## Instruction
Filter the listing below, copying every line in which the word "exponent" appears.

## Records for the task

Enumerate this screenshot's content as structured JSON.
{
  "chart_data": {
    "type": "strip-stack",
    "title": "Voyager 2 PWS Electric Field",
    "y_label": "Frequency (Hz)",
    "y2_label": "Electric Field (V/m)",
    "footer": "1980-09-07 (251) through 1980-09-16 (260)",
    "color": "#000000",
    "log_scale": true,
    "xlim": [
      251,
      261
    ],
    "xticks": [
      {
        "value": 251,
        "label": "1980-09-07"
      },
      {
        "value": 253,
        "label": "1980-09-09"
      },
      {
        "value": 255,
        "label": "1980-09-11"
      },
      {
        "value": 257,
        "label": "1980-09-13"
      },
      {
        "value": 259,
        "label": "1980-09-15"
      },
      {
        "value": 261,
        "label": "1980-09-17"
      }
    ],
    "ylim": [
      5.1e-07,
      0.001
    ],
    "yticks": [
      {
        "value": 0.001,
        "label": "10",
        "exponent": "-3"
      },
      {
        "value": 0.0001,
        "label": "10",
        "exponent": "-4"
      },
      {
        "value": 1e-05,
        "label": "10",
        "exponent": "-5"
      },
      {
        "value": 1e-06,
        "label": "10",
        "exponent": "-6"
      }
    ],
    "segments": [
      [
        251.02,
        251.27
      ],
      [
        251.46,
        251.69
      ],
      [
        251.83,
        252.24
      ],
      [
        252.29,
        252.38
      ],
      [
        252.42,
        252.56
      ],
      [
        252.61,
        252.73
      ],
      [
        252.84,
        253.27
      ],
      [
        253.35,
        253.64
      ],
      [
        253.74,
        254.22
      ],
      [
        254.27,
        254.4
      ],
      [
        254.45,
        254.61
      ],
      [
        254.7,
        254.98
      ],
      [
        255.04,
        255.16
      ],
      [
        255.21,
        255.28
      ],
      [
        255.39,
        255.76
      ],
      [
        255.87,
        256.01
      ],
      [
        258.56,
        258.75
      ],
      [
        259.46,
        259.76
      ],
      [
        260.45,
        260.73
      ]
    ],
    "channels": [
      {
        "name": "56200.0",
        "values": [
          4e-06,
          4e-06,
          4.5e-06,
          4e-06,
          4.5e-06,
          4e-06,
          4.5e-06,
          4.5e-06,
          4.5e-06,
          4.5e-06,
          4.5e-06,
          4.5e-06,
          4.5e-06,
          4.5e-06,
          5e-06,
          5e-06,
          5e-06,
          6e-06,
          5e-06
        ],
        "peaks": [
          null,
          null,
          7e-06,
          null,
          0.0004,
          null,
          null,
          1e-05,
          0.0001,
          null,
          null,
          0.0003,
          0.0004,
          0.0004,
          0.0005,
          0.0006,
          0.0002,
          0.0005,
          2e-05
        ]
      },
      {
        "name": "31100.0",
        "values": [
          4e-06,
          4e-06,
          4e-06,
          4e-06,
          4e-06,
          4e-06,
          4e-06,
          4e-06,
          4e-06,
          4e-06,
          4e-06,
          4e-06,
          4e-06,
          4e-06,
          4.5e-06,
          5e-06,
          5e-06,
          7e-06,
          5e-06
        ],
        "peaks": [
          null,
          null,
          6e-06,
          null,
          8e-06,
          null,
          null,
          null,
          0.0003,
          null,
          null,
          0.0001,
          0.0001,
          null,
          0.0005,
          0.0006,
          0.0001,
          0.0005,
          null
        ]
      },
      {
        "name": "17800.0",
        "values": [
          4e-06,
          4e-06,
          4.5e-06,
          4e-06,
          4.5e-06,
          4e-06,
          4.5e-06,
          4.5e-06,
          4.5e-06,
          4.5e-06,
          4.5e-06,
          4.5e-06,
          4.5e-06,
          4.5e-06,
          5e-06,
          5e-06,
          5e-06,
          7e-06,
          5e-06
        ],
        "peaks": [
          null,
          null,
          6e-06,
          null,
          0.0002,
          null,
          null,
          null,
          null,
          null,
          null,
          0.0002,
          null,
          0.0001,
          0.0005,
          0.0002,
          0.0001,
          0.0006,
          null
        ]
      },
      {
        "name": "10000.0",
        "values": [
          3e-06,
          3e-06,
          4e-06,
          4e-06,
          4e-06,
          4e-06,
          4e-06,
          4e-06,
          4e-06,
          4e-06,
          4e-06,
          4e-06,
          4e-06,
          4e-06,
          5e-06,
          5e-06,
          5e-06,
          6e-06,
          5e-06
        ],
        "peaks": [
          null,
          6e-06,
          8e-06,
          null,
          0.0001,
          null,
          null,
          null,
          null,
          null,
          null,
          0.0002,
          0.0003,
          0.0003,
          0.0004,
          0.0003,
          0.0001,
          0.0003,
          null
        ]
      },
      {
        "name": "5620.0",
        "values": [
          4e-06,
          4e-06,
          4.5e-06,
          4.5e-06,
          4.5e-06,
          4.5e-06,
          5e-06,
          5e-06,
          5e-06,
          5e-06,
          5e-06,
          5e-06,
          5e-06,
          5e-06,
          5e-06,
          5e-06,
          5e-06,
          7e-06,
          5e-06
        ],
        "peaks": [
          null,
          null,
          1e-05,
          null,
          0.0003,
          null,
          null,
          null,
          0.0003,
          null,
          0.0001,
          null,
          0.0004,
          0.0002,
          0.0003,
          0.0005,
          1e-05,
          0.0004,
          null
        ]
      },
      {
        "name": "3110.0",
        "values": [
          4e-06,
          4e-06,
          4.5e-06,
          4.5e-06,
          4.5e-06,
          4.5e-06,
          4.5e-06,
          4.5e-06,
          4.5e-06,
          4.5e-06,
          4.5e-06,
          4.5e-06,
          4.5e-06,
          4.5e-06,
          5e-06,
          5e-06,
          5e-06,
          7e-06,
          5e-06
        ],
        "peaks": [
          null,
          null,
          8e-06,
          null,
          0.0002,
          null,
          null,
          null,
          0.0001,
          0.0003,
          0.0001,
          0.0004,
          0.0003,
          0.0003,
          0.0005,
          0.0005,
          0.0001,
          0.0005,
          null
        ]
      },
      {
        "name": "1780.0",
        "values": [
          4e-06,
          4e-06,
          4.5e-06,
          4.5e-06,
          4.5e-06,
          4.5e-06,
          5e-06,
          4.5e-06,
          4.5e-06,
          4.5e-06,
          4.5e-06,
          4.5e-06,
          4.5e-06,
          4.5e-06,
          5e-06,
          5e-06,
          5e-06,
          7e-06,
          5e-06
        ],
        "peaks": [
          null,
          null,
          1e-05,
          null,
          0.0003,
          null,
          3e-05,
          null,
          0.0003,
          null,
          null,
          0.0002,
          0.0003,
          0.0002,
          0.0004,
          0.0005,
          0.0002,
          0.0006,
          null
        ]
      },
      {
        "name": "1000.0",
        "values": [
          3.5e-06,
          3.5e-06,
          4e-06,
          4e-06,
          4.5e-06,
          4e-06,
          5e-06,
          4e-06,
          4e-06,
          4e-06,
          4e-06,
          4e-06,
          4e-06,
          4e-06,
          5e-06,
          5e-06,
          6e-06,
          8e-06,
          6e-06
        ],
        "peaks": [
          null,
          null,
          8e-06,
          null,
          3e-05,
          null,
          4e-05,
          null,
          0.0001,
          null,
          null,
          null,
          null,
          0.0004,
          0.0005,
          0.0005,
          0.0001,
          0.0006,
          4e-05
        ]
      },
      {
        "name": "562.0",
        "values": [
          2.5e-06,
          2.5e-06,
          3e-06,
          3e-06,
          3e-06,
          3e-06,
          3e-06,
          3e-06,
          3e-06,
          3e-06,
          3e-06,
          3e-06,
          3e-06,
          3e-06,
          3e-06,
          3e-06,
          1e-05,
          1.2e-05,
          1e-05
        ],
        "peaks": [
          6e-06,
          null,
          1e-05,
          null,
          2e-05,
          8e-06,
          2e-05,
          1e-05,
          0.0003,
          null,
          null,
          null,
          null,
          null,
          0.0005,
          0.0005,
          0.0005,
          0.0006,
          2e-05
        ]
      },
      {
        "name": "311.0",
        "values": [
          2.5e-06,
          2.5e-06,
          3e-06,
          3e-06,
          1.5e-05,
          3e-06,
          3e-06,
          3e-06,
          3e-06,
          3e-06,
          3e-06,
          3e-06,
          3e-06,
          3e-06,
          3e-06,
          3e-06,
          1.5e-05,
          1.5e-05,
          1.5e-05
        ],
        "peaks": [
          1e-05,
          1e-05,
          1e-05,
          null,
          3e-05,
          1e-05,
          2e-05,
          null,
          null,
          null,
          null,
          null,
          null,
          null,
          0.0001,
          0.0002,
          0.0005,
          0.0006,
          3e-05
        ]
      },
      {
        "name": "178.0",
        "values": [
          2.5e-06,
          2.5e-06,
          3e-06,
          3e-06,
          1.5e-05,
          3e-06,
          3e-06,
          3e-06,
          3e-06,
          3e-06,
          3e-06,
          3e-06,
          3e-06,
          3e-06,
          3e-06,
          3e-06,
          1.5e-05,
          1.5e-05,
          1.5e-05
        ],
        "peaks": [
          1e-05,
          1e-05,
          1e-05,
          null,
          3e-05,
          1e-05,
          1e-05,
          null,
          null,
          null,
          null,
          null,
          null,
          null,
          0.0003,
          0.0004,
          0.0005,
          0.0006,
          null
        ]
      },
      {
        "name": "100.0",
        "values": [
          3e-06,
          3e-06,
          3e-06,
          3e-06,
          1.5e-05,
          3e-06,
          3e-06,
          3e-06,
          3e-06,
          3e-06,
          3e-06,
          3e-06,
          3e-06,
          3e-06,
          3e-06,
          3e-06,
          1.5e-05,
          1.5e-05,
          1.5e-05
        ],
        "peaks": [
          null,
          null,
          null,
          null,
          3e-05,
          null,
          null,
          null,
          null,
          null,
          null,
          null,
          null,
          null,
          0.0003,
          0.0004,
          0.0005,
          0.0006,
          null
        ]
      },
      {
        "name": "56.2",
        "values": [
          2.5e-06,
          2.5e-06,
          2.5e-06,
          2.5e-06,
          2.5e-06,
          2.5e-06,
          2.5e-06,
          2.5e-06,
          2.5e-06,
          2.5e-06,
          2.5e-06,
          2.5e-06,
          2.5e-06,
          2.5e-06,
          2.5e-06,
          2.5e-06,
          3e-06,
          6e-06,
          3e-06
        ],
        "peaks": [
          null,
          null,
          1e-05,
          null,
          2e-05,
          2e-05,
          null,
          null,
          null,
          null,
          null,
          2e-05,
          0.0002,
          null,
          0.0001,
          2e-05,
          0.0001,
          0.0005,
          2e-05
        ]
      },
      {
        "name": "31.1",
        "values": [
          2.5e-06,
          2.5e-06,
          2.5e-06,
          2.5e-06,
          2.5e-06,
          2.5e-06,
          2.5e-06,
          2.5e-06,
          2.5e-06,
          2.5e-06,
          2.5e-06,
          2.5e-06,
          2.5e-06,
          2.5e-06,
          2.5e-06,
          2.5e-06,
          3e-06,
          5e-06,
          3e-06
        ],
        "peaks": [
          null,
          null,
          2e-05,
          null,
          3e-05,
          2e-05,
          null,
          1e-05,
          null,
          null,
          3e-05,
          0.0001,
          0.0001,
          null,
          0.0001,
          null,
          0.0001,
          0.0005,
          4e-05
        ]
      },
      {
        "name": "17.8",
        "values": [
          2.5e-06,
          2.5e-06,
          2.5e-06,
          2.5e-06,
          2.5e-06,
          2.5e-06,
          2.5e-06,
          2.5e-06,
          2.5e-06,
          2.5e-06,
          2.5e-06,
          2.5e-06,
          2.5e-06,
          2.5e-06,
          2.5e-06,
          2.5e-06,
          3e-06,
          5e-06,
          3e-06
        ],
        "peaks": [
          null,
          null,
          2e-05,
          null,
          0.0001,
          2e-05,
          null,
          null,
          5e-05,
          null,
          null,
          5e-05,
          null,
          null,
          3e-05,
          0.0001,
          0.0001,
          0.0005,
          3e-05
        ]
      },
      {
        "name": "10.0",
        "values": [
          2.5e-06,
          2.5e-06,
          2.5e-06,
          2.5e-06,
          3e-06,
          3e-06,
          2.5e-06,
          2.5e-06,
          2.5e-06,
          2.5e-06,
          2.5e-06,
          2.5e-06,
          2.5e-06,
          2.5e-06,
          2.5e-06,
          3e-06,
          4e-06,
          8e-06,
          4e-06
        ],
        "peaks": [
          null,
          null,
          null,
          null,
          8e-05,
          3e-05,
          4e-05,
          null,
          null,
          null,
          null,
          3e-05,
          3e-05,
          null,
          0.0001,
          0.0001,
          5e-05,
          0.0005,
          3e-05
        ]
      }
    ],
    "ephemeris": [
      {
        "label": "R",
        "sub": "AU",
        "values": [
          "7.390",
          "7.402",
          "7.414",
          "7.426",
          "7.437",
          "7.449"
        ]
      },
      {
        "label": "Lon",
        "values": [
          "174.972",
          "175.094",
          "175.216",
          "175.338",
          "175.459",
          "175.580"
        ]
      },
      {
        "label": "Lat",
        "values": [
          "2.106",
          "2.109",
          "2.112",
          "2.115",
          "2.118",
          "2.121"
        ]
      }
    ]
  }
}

## Response
        "exponent": "-3"
        "exponent": "-4"
        "exponent": "-5"
        "exponent": "-6"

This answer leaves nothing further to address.